▸ TASK DETAILS:
Would you pull out every line of the material that contains the string "smoothed"?
-- begin --
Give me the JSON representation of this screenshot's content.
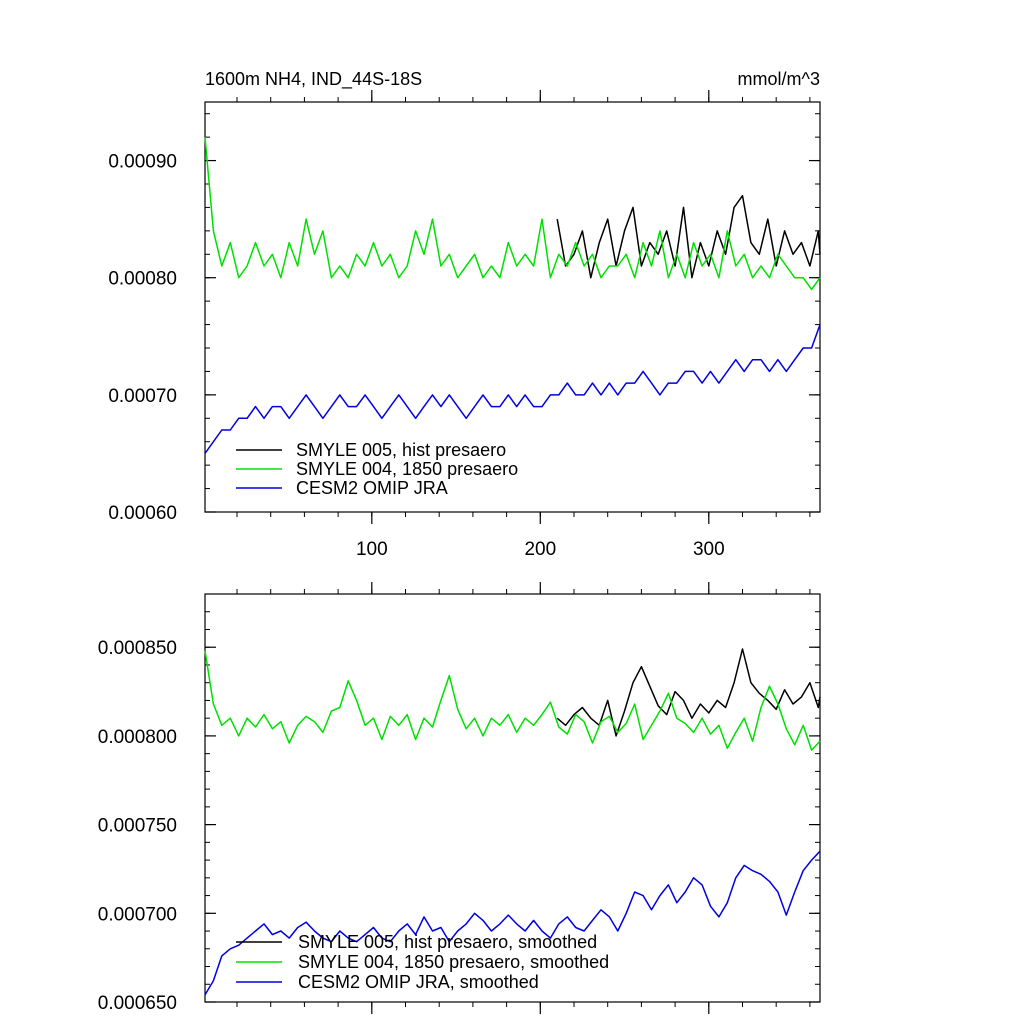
{
  "chart_data": [
    {
      "type": "line",
      "title_left": "1600m NH4, IND_44S-18S",
      "title_right": "mmol/m^3",
      "xlim": [
        1,
        366
      ],
      "ylim": [
        0.0006,
        0.00095
      ],
      "xticks": [
        100,
        200,
        300
      ],
      "xtick_labels": [
        "100",
        "200",
        "300"
      ],
      "yticks": [
        0.0006,
        0.0007,
        0.0008,
        0.0009
      ],
      "ytick_labels": [
        "0.00060",
        "0.00070",
        "0.00080",
        "0.00090"
      ],
      "grid": false,
      "legend_position": "bottom-left",
      "series": [
        {
          "name": "SMYLE 005, hist presaero",
          "color": "#000000",
          "x_start": 210,
          "x_step": 5,
          "values": [
            0.00085,
            0.00081,
            0.00082,
            0.00084,
            0.0008,
            0.00083,
            0.00085,
            0.00081,
            0.00084,
            0.00086,
            0.00081,
            0.00083,
            0.00082,
            0.00084,
            0.00081,
            0.00086,
            0.0008,
            0.00083,
            0.00081,
            0.00084,
            0.00082,
            0.00086,
            0.00087,
            0.00083,
            0.00082,
            0.00085,
            0.00081,
            0.00084,
            0.00082,
            0.00083,
            0.00081,
            0.00084,
            0.00082
          ]
        },
        {
          "name": "SMYLE 004, 1850 presaero",
          "color": "#00e000",
          "x_start": 1,
          "x_step": 5,
          "values": [
            0.00092,
            0.00084,
            0.00081,
            0.00083,
            0.0008,
            0.00081,
            0.00083,
            0.00081,
            0.00082,
            0.0008,
            0.00083,
            0.00081,
            0.00085,
            0.00082,
            0.00084,
            0.0008,
            0.00081,
            0.0008,
            0.00082,
            0.00081,
            0.00083,
            0.00081,
            0.00082,
            0.0008,
            0.00081,
            0.00084,
            0.00082,
            0.00085,
            0.00081,
            0.00082,
            0.0008,
            0.00081,
            0.00082,
            0.0008,
            0.00081,
            0.0008,
            0.00083,
            0.00081,
            0.00082,
            0.00081,
            0.00085,
            0.0008,
            0.00082,
            0.00081,
            0.00083,
            0.00081,
            0.00082,
            0.0008,
            0.00081,
            0.00081,
            0.00082,
            0.0008,
            0.00083,
            0.00081,
            0.00084,
            0.0008,
            0.00082,
            0.0008,
            0.00083,
            0.00081,
            0.00082,
            0.0008,
            0.00084,
            0.00081,
            0.00082,
            0.0008,
            0.00081,
            0.0008,
            0.00082,
            0.00081,
            0.0008,
            0.0008,
            0.00079,
            0.0008
          ]
        },
        {
          "name": "CESM2 OMIP JRA",
          "color": "#0000e0",
          "x_start": 1,
          "x_step": 5,
          "values": [
            0.00065,
            0.00066,
            0.00067,
            0.00067,
            0.00068,
            0.00068,
            0.00069,
            0.00068,
            0.00069,
            0.00069,
            0.00068,
            0.00069,
            0.0007,
            0.00069,
            0.00068,
            0.00069,
            0.0007,
            0.00069,
            0.00069,
            0.0007,
            0.00069,
            0.00068,
            0.00069,
            0.0007,
            0.00069,
            0.00068,
            0.00069,
            0.0007,
            0.00069,
            0.0007,
            0.00069,
            0.00068,
            0.00069,
            0.0007,
            0.00069,
            0.00069,
            0.0007,
            0.00069,
            0.0007,
            0.00069,
            0.00069,
            0.0007,
            0.0007,
            0.00071,
            0.0007,
            0.0007,
            0.00071,
            0.0007,
            0.00071,
            0.0007,
            0.00071,
            0.00071,
            0.00072,
            0.00071,
            0.0007,
            0.00071,
            0.00071,
            0.00072,
            0.00072,
            0.00071,
            0.00072,
            0.00071,
            0.00072,
            0.00073,
            0.00072,
            0.00073,
            0.00073,
            0.00072,
            0.00073,
            0.00072,
            0.00073,
            0.00074,
            0.00074,
            0.00076
          ]
        }
      ]
    },
    {
      "type": "line",
      "xlim": [
        1,
        366
      ],
      "ylim": [
        0.00065,
        0.00088
      ],
      "xticks": [
        100,
        200,
        300
      ],
      "xtick_labels": [
        "",
        "",
        ""
      ],
      "yticks": [
        0.00065,
        0.0007,
        0.00075,
        0.0008,
        0.00085
      ],
      "ytick_labels": [
        "0.000650",
        "0.000700",
        "0.000750",
        "0.000800",
        "0.000850"
      ],
      "grid": false,
      "legend_position": "bottom-left",
      "series": [
        {
          "name": "SMYLE 005, hist presaero, smoothed",
          "color": "#000000",
          "x_start": 210,
          "x_step": 5,
          "values": [
            0.00081,
            0.000806,
            0.000812,
            0.000816,
            0.00081,
            0.000806,
            0.00082,
            0.0008,
            0.000814,
            0.00083,
            0.000839,
            0.000828,
            0.000817,
            0.000812,
            0.000825,
            0.00082,
            0.00081,
            0.000818,
            0.000813,
            0.00082,
            0.000816,
            0.00083,
            0.000849,
            0.00083,
            0.000824,
            0.00082,
            0.000815,
            0.000826,
            0.000818,
            0.000822,
            0.00083,
            0.000816,
            0.000822
          ]
        },
        {
          "name": "SMYLE 004, 1850 presaero, smoothed",
          "color": "#00e000",
          "x_start": 1,
          "x_step": 5,
          "values": [
            0.000848,
            0.000818,
            0.000806,
            0.00081,
            0.0008,
            0.00081,
            0.000805,
            0.000812,
            0.000804,
            0.000808,
            0.000796,
            0.000806,
            0.000811,
            0.000808,
            0.000802,
            0.000814,
            0.000816,
            0.000831,
            0.00082,
            0.000806,
            0.00081,
            0.000798,
            0.000811,
            0.000806,
            0.000812,
            0.000798,
            0.00081,
            0.000805,
            0.00082,
            0.000834,
            0.000815,
            0.000804,
            0.00081,
            0.0008,
            0.00081,
            0.000806,
            0.000812,
            0.000802,
            0.00081,
            0.000806,
            0.000812,
            0.000819,
            0.000805,
            0.000801,
            0.000812,
            0.000808,
            0.000796,
            0.000808,
            0.000811,
            0.000802,
            0.000807,
            0.000818,
            0.000798,
            0.000806,
            0.000814,
            0.000824,
            0.00081,
            0.000807,
            0.000802,
            0.00081,
            0.000801,
            0.000806,
            0.000793,
            0.000802,
            0.00081,
            0.000797,
            0.000816,
            0.000828,
            0.000818,
            0.000804,
            0.000795,
            0.000806,
            0.000792,
            0.000797
          ]
        },
        {
          "name": "CESM2 OMIP JRA, smoothed",
          "color": "#0000e0",
          "x_start": 1,
          "x_step": 5,
          "values": [
            0.000654,
            0.000662,
            0.000676,
            0.00068,
            0.000682,
            0.000686,
            0.00069,
            0.000694,
            0.000688,
            0.00069,
            0.000686,
            0.000692,
            0.000695,
            0.00069,
            0.000686,
            0.000684,
            0.00069,
            0.000686,
            0.000684,
            0.000688,
            0.000692,
            0.000686,
            0.000684,
            0.00069,
            0.000694,
            0.000688,
            0.000698,
            0.00069,
            0.000692,
            0.000684,
            0.00069,
            0.000694,
            0.0007,
            0.000696,
            0.00069,
            0.000694,
            0.000699,
            0.000694,
            0.00069,
            0.000696,
            0.00069,
            0.000686,
            0.000694,
            0.000698,
            0.000692,
            0.00069,
            0.000696,
            0.000702,
            0.000698,
            0.00069,
            0.0007,
            0.000712,
            0.00071,
            0.000702,
            0.00071,
            0.000716,
            0.000706,
            0.000712,
            0.00072,
            0.000716,
            0.000704,
            0.000698,
            0.000706,
            0.00072,
            0.000727,
            0.000724,
            0.000722,
            0.000718,
            0.000712,
            0.000699,
            0.000712,
            0.000724,
            0.00073,
            0.000735
          ]
        }
      ]
    }
  ]
}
-- end --
▸ WORKED ANSWER:
          "name": "SMYLE 005, hist presaero, smoothed",
          "name": "SMYLE 004, 1850 presaero, smoothed",
          "name": "CESM2 OMIP JRA, smoothed",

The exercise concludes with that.